> _Task instructions_
Exact reproduction of the data is required, with images excluded.

> _Source records_
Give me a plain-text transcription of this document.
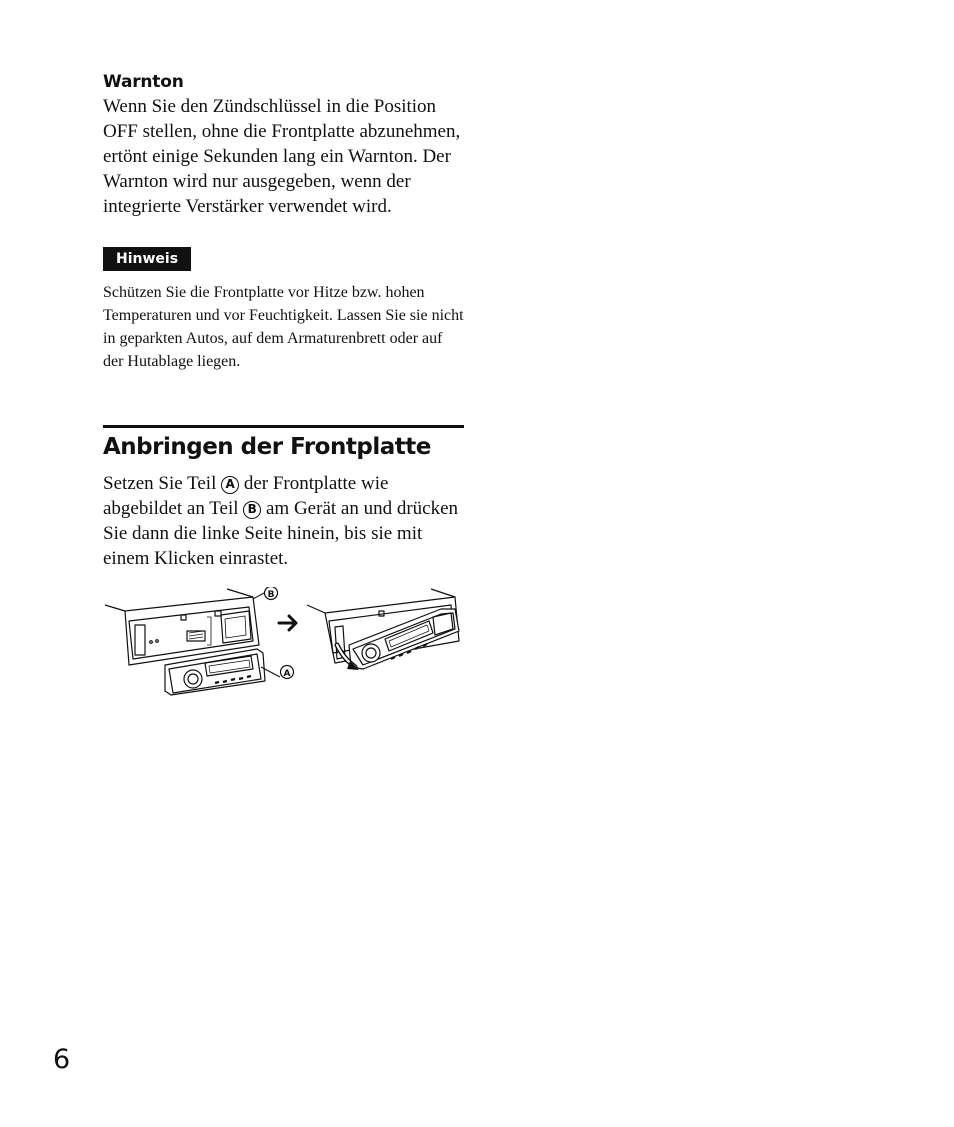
Warnton

Wenn Sie den Zündschlüssel in die Position OFF stellen, ohne die Frontplatte abzunehmen, ertönt einige Sekunden lang ein Warnton. Der Warnton wird nur ausgegeben, wenn der integrierte Verstärker verwendet wird.

Hinweis

Schützen Sie die Frontplatte vor Hitze bzw. hohen Temperaturen und vor Feuchtigkeit. Lassen Sie sie nicht in geparkten Autos, auf dem Armaturenbrett oder auf der Hutablage liegen.

Anbringen der Frontplatte

Setzen Sie Teil A der Frontplatte wie abgebildet an Teil B am Gerät an und drücken Sie dann die linke Seite hinein, bis sie mit einem Klicken einrastet.

B
A
6
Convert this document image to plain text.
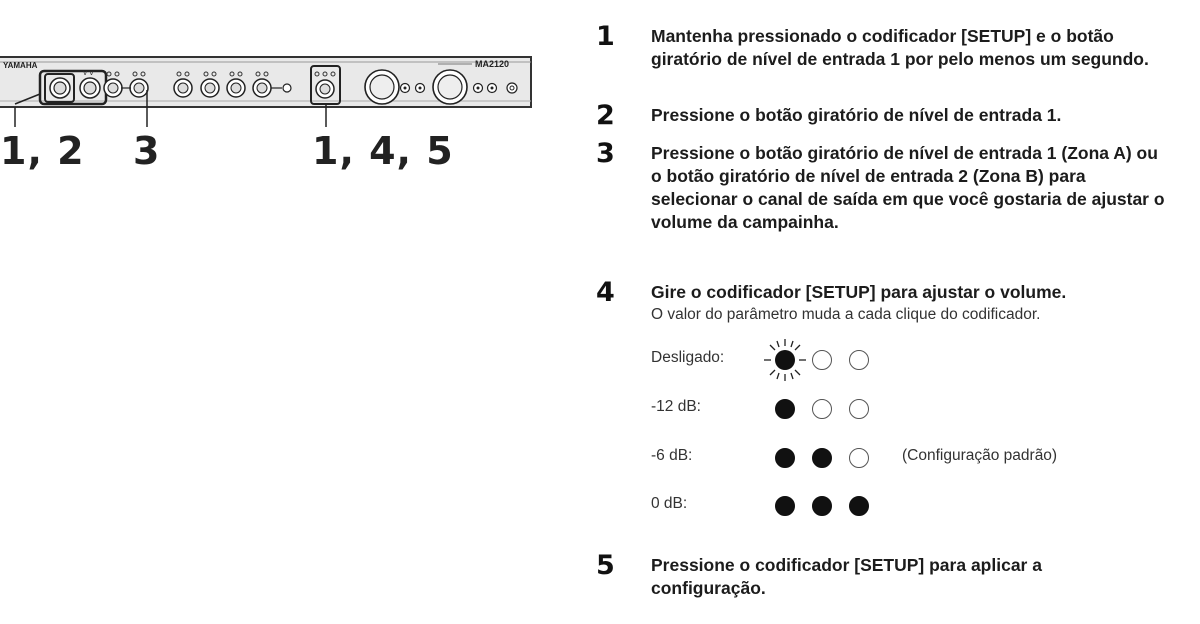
YAMAHA	MA2120
v v
1, 2 3	1, 4, 5
1	Mantenha pressionado o codificador [SETUP] e o botão giratório de nível de entrada 1 por pelo menos um segundo.
2	Pressione o botão giratório de nível de entrada 1.
3	Pressione o botão giratório de nível de entrada 1 (Zona A) ou o botão giratório de nível de entrada 2 (Zona B) para selecionar o canal de saída em que você gostaria de ajustar o volume da campainha.
4	Gire o codificador [SETUP] para ajustar o volume.
O valor do parâmetro muda a cada clique do codificador.
Desligado:
-12 dB:
-6 dB:	(Configuração padrão)
0 dB:
5	Pressione o codificador [SETUP] para aplicar a configuração.
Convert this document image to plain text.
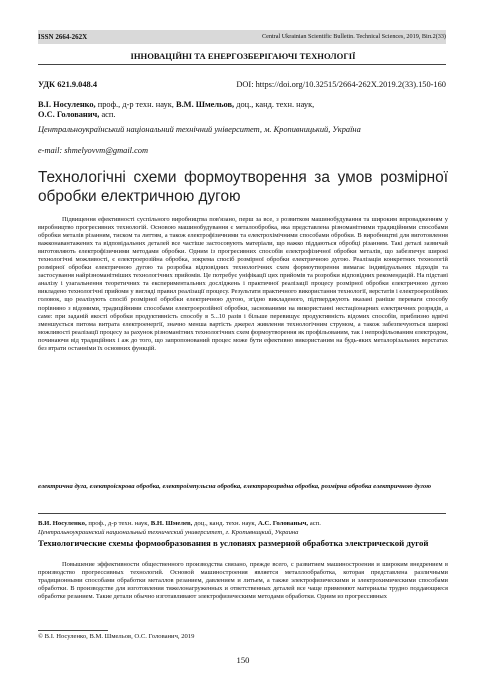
ISSN 2664-262X	Central Ukrainian Scientific Bulletin. Technical Sciences, 2019, Віп.2(33)
ІННОВАЦІЙНІ ТА ЕНЕРГОЗБЕРІГАЮЧІ ТЕХНОЛОГІЇ
УДК 621.9.048.4	DOI: https://doi.org/10.32515/2664-262X.2019.2(33).150-160
В.І. Носуленко, проф., д-р техн. наук, В.М. Шмельов, доц., канд. техн. наук,
О.С. Голованич, асп.
Центральноукраїнський національний технічний університет, м. Кропивницький, Україна
e-mail: shmelyovvm@gmail.com
Технологічні схеми формоутворення за умов розмірної обробки електричною дугою

Підвищення ефективності суспільного виробництва пов'язано, перш за все, з розвитком машинобудування та широким впровадженням у виробництво прогресивних технологій. Основою машинобудування є металообробка, яка представлена різноманітними традиційними способами обробки металів різанням, тиском та литтям, а також електрофізичними та електрохімічними способами обробки. В виробництві для виготовлення важконавантажених та відповідальних деталей все частіше застосовують матеріали, що важко піддаються обробці різанням. Такі деталі зазвичай виготовляють електрофізичними методами обробки. Одним із прогресивних способів електрофізичної обробки металів, що забезпечує широкі технологічні можливості, є електроерозійна обробка, зокрема спосіб розмірної обробки електричною дугою. Реалізація конкретних технологій розмірної обробки електричною дугою та розробка відповідних технологічних схем формоутворення вимагає індивідуальних підходів та застосування найрізноманітніших технологічних прийомів. Це потребує уніфікації цих прийомів та розробки відповідних рекомендацій. На підставі аналізу і узагальнення теоретичних та експериментальних досліджень і практичної реалізації процесу розмірної обробки електричною дугою викладено технологічні прийоми у вигляді правил реалізації процесу. Результати практичного використання технології, верстатів і електроерозійних головок, що реалізують спосіб розмірної обробки електричною дугою, згідно викладеного, підтверджують вказані раніше переваги способу порівняно з відомими, традиційними способами електроерозійної обробки, заснованими на використанні нестаціонарних електричних розрядів, а саме: при заданій якості обробки продуктивність способу в 5...10 разів і більше перевищує продуктивність відомих способів, приблизно вдвічі зменшується питома витрата електроенергії, значно менша вартість джерел живлення технологічним струмом, а також забезпечуються широкі можливості реалізації процесу за рахунок різноманітних технологічних схем формоутворення як профільованим, так і непрофільованим електродом, починаючи від традиційних і аж до того, що запропонований процес може бути ефективно використаним на будь-яких металорізальних верстатах без втрати останніми їх основних функцій.

електрична дуга, електроіскрова обробка, електроімпульсна обробка, електророзрядна обробка, розмірна обробка електричною дугою
В.И. Носуленко, проф., д-р техн. наук, В.Н. Шмелев, доц., канд. техн. наук, А.С. Голованыч, асп.
Центральноукраинский национальный технический университет, г. Кропивницкий, Украина
Технологические схемы формообразования в условиях размерной обработка электрической дугой

Повышение эффективности общественного производства связано, прежде всего, с развитием машиностроения и широким внедрением в производство прогрессивных технологий. Основой машиностроения является металлообработка, которая представлена различными традиционными способами обработки металлов резанием, давлением и литьем, а также электрофизическими и электрохимическими способами обработки. В производстве для изготовления тяжелонагруженных и ответственных деталей все чаще применяют материалы трудно поддающиеся обработке резанием. Такие детали обычно изготавливают электрофизическими методами обработки. Одним из прогрессивных

© В.І. Носуленко, В.М. Шмельов, О.С. Голованич, 2019
150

> _Response to this exercise_
Give me a plain-text transcription of this document.
Warnton

Wenn Sie den Zündschlüssel in die Position OFF stellen, ohne die Frontplatte abzunehmen, ertönt einige Sekunden lang ein Warnton. Der Warnton wird nur ausgegeben, wenn der integrierte Verstärker verwendet wird.

Hinweis

Schützen Sie die Frontplatte vor Hitze bzw. hohen Temperaturen und vor Feuchtigkeit. Lassen Sie sie nicht in geparkten Autos, auf dem Armaturenbrett oder auf der Hutablage liegen.

Anbringen der Frontplatte

Setzen Sie Teil A der Frontplatte wie abgebildet an Teil B am Gerät an und drücken Sie dann die linke Seite hinein, bis sie mit einem Klicken einrastet.

B
A
6
Convert this document image to plain text.
YAMAHA	MA2120
v v
1, 2 3	1, 4, 5
1	Mantenha pressionado o codificador [SETUP] e o botão giratório de nível de entrada 1 por pelo menos um segundo.
2	Pressione o botão giratório de nível de entrada 1.
3	Pressione o botão giratório de nível de entrada 1 (Zona A) ou o botão giratório de nível de entrada 2 (Zona B) para selecionar o canal de saída em que você gostaria de ajustar o volume da campainha.
4	Gire o codificador [SETUP] para ajustar o volume.
O valor do parâmetro muda a cada clique do codificador.
Desligado:
-12 dB:
-6 dB:	(Configuração padrão)
0 dB:
5	Pressione o codificador [SETUP] para aplicar a configuração.
Convert this document image to plain text.
ISSN 2664-262X	Central Ukrainian Scientific Bulletin. Technical Sciences, 2019, Віп.2(33)
ІННОВАЦІЙНІ ТА ЕНЕРГОЗБЕРІГАЮЧІ ТЕХНОЛОГІЇ
УДК 621.9.048.4	DOI: https://doi.org/10.32515/2664-262X.2019.2(33).150-160
В.І. Носуленко, проф., д-р техн. наук, В.М. Шмельов, доц., канд. техн. наук,
О.С. Голованич, асп.
Центральноукраїнський національний технічний університет, м. Кропивницький, Україна
e-mail: shmelyovvm@gmail.com
Технологічні схеми формоутворення за умов розмірної обробки електричною дугою

Підвищення ефективності суспільного виробництва пов'язано, перш за все, з розвитком машинобудування та широким впровадженням у виробництво прогресивних технологій. Основою машинобудування є металообробка, яка представлена різноманітними традиційними способами обробки металів різанням, тиском та литтям, а також електрофізичними та електрохімічними способами обробки. В виробництві для виготовлення важконавантажених та відповідальних деталей все частіше застосовують матеріали, що важко піддаються обробці різанням. Такі деталі зазвичай виготовляють електрофізичними методами обробки. Одним із прогресивних способів електрофізичної обробки металів, що забезпечує широкі технологічні можливості, є електроерозійна обробка, зокрема спосіб розмірної обробки електричною дугою. Реалізація конкретних технологій розмірної обробки електричною дугою та розробка відповідних технологічних схем формоутворення вимагає індивідуальних підходів та застосування найрізноманітніших технологічних прийомів. Це потребує уніфікації цих прийомів та розробки відповідних рекомендацій. На підставі аналізу і узагальнення теоретичних та експериментальних досліджень і практичної реалізації процесу розмірної обробки електричною дугою викладено технологічні прийоми у вигляді правил реалізації процесу. Результати практичного використання технології, верстатів і електроерозійних головок, що реалізують спосіб розмірної обробки електричною дугою, згідно викладеного, підтверджують вказані раніше переваги способу порівняно з відомими, традиційними способами електроерозійної обробки, заснованими на використанні нестаціонарних електричних розрядів, а саме: при заданій якості обробки продуктивність способу в 5...10 разів і більше перевищує продуктивність відомих способів, приблизно вдвічі зменшується питома витрата електроенергії, значно менша вартість джерел живлення технологічним струмом, а також забезпечуються широкі можливості реалізації процесу за рахунок різноманітних технологічних схем формоутворення як профільованим, так і непрофільованим електродом, починаючи від традиційних і аж до того, що запропонований процес може бути ефективно використаним на будь-яких металорізальних верстатах без втрати останніми їх основних функцій.

електрична дуга, електроіскрова обробка, електроімпульсна обробка, електророзрядна обробка, розмірна обробка електричною дугою
В.И. Носуленко, проф., д-р техн. наук, В.Н. Шмелев, доц., канд. техн. наук, А.С. Голованыч, асп.
Центральноукраинский национальный технический университет, г. Кропивницкий, Украина
Технологические схемы формообразования в условиях размерной обработка электрической дугой

Повышение эффективности общественного производства связано, прежде всего, с развитием машиностроения и широким внедрением в производство прогрессивных технологий. Основой машиностроения является металлообработка, которая представлена различными традиционными способами обработки металлов резанием, давлением и литьем, а также электрофизическими и электрохимическими способами обработки. В производстве для изготовления тяжелонагруженных и ответственных деталей все чаще применяют материалы трудно поддающиеся обработке резанием. Такие детали обычно изготавливают электрофизическими методами обработки. Одним из прогрессивных

© В.І. Носуленко, В.М. Шмельов, О.С. Голованич, 2019
150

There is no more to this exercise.